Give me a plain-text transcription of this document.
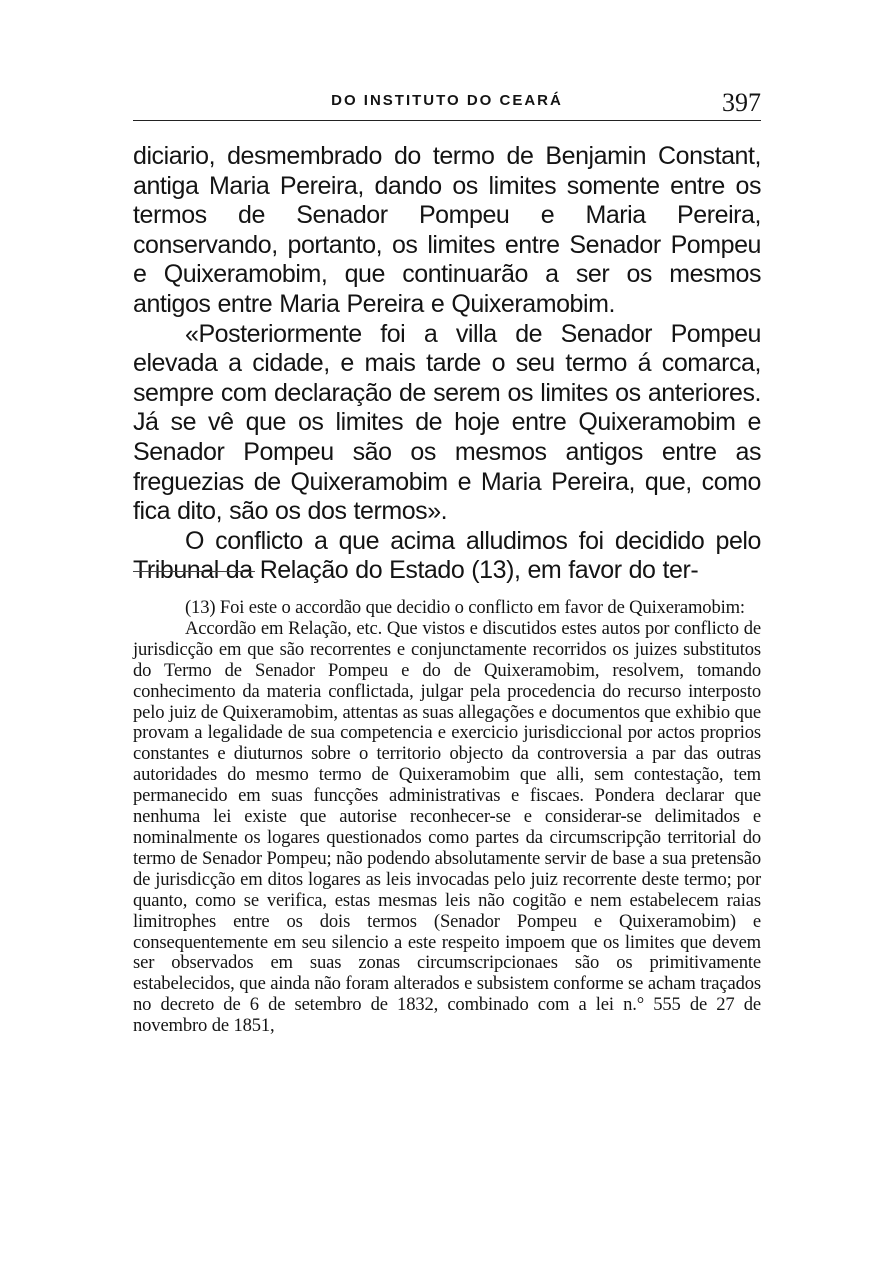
DO INSTITUTO DO CEARÁ	397

diciario, desmembrado do termo de Benjamin Constant, antiga Maria Pereira, dando os limites somente entre os termos de Senador Pompeu e Maria Pereira, conservando, portanto, os limites entre Senador Pompeu e Quixeramobim, que continuarão a ser os mesmos antigos entre Maria Pereira e Quixeramobim.

«Posteriormente foi a villa de Senador Pompeu elevada a cidade, e mais tarde o seu termo á comarca, sempre com declaração de serem os limites os anteriores. Já se vê que os limites de hoje entre Quixeramobim e Senador Pompeu são os mesmos antigos entre as freguezias de Quixeramobim e Maria Pereira, que, como fica dito, são os dos termos».

O conflicto a que acima alludimos foi decidido pelo Tribunal da Relação do Estado (13), em favor do ter-

(13) Foi este o accordão que decidio o conflicto em favor de Quixeramobim:

Accordão em Relação, etc. Que vistos e discutidos estes autos por conflicto de jurisdicção em que são recorrentes e conjunctamente recorridos os juizes substitutos do Termo de Senador Pompeu e do de Quixeramobim, resolvem, tomando conhecimento da materia conflictada, julgar pela procedencia do recurso interposto pelo juiz de Quixeramobim, attentas as suas allegações e documentos que exhibio que provam a legalidade de sua competencia e exercicio jurisdiccional por actos proprios constantes e diuturnos sobre o territorio objecto da controversia a par das outras autoridades do mesmo termo de Quixeramobim que alli, sem contestação, tem permanecido em suas funcções administrativas e fiscaes. Pondera declarar que nenhuma lei existe que autorise reconhecer-se e considerar-se delimitados e nominalmente os logares questionados como partes da circumscripção territorial do termo de Senador Pompeu; não podendo absolutamente servir de base a sua pretensão de jurisdicção em ditos logares as leis invocadas pelo juiz recorrente deste termo; por quanto, como se verifica, estas mesmas leis não cogitão e nem estabelecem raias limitrophes entre os dois termos (Senador Pompeu e Quixeramobim) e consequentemente em seu silencio a este respeito impoem que os limites que devem ser observados em suas zonas circumscripcionaes são os primitivamente estabelecidos, que ainda não foram alterados e subsistem conforme se acham traçados no decreto de 6 de setembro de 1832, combinado com a lei n.° 555 de 27 de novembro de 1851,
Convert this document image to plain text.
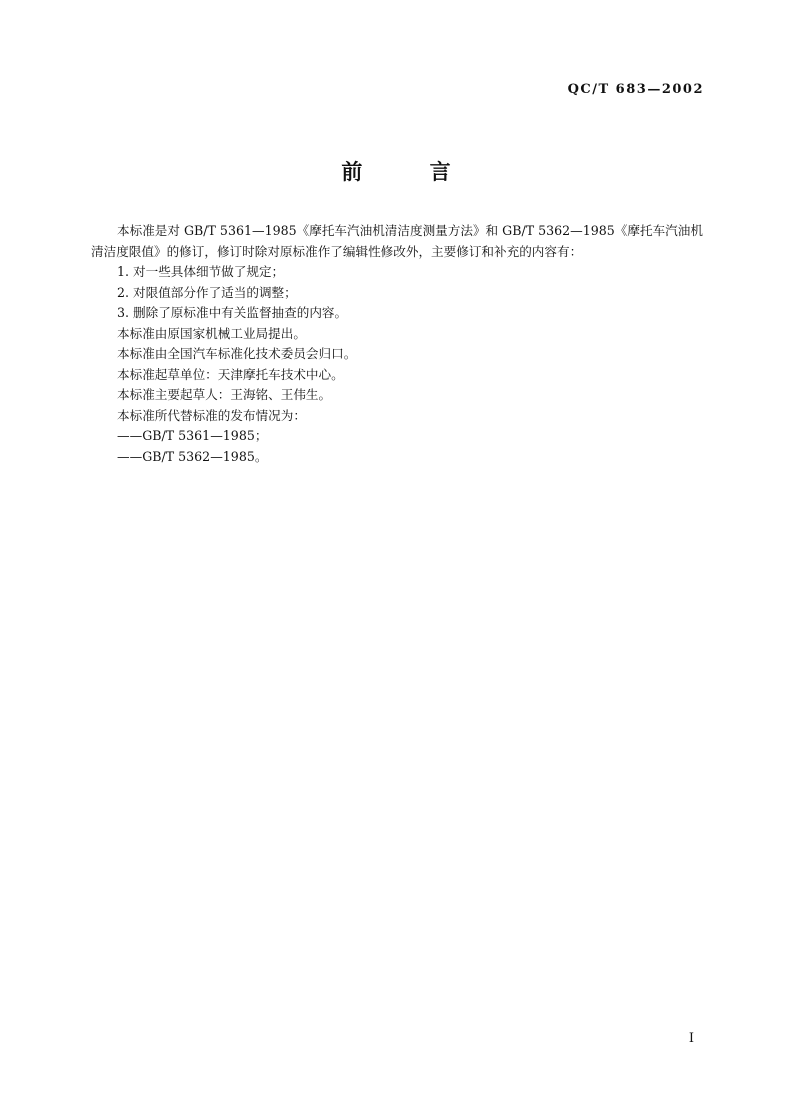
QC/T 683—2002
前 言

本标准是对 GB/T 5361—1985《摩托车汽油机清洁度测量方法》和 GB/T 5362—1985《摩托车汽油机清洁度限值》的修订，修订时除对原标准作了编辑性修改外，主要修订和补充的内容有：

1. 对一些具体细节做了规定；

2. 对限值部分作了适当的调整；

3. 删除了原标准中有关监督抽查的内容。

本标准由原国家机械工业局提出。

本标准由全国汽车标准化技术委员会归口。

本标准起草单位：天津摩托车技术中心。

本标准主要起草人：王海铭、王伟生。

本标准所代替标准的发布情况为：

——GB/T 5361—1985；

——GB/T 5362—1985。

I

Written task – Transcribe the records above exactly, omitting every picture they contain.

Complete output –
Give me a plain-text transcription of this document.
DO INSTITUTO DO CEARÁ	397

diciario, desmembrado do termo de Benjamin Constant, antiga Maria Pereira, dando os limites somente entre os termos de Senador Pompeu e Maria Pereira, conservando, portanto, os limites entre Senador Pompeu e Quixeramobim, que continuarão a ser os mesmos antigos entre Maria Pereira e Quixeramobim.

«Posteriormente foi a villa de Senador Pompeu elevada a cidade, e mais tarde o seu termo á comarca, sempre com declaração de serem os limites os anteriores. Já se vê que os limites de hoje entre Quixeramobim e Senador Pompeu são os mesmos antigos entre as freguezias de Quixeramobim e Maria Pereira, que, como fica dito, são os dos termos».

O conflicto a que acima alludimos foi decidido pelo Tribunal da Relação do Estado (13), em favor do ter-

(13) Foi este o accordão que decidio o conflicto em favor de Quixeramobim:

Accordão em Relação, etc. Que vistos e discutidos estes autos por conflicto de jurisdicção em que são recorrentes e conjunctamente recorridos os juizes substitutos do Termo de Senador Pompeu e do de Quixeramobim, resolvem, tomando conhecimento da materia conflictada, julgar pela procedencia do recurso interposto pelo juiz de Quixeramobim, attentas as suas allegações e documentos que exhibio que provam a legalidade de sua competencia e exercicio jurisdiccional por actos proprios constantes e diuturnos sobre o territorio objecto da controversia a par das outras autoridades do mesmo termo de Quixeramobim que alli, sem contestação, tem permanecido em suas funcções administrativas e fiscaes. Pondera declarar que nenhuma lei existe que autorise reconhecer-se e considerar-se delimitados e nominalmente os logares questionados como partes da circumscripção territorial do termo de Senador Pompeu; não podendo absolutamente servir de base a sua pretensão de jurisdicção em ditos logares as leis invocadas pelo juiz recorrente deste termo; por quanto, como se verifica, estas mesmas leis não cogitão e nem estabelecem raias limitrophes entre os dois termos (Senador Pompeu e Quixeramobim) e consequentemente em seu silencio a este respeito impoem que os limites que devem ser observados em suas zonas circumscripcionaes são os primitivamente estabelecidos, que ainda não foram alterados e subsistem conforme se acham traçados no decreto de 6 de setembro de 1832, combinado com a lei n.° 555 de 27 de novembro de 1851,
Convert this document image to plain text.
QC/T 683—2002
前 言

本标准是对 GB/T 5361—1985《摩托车汽油机清洁度测量方法》和 GB/T 5362—1985《摩托车汽油机清洁度限值》的修订，修订时除对原标准作了编辑性修改外，主要修订和补充的内容有：

1. 对一些具体细节做了规定；

2. 对限值部分作了适当的调整；

3. 删除了原标准中有关监督抽查的内容。

本标准由原国家机械工业局提出。

本标准由全国汽车标准化技术委员会归口。

本标准起草单位：天津摩托车技术中心。

本标准主要起草人：王海铭、王伟生。

本标准所代替标准的发布情况为：

——GB/T 5361—1985；

——GB/T 5362—1985。

I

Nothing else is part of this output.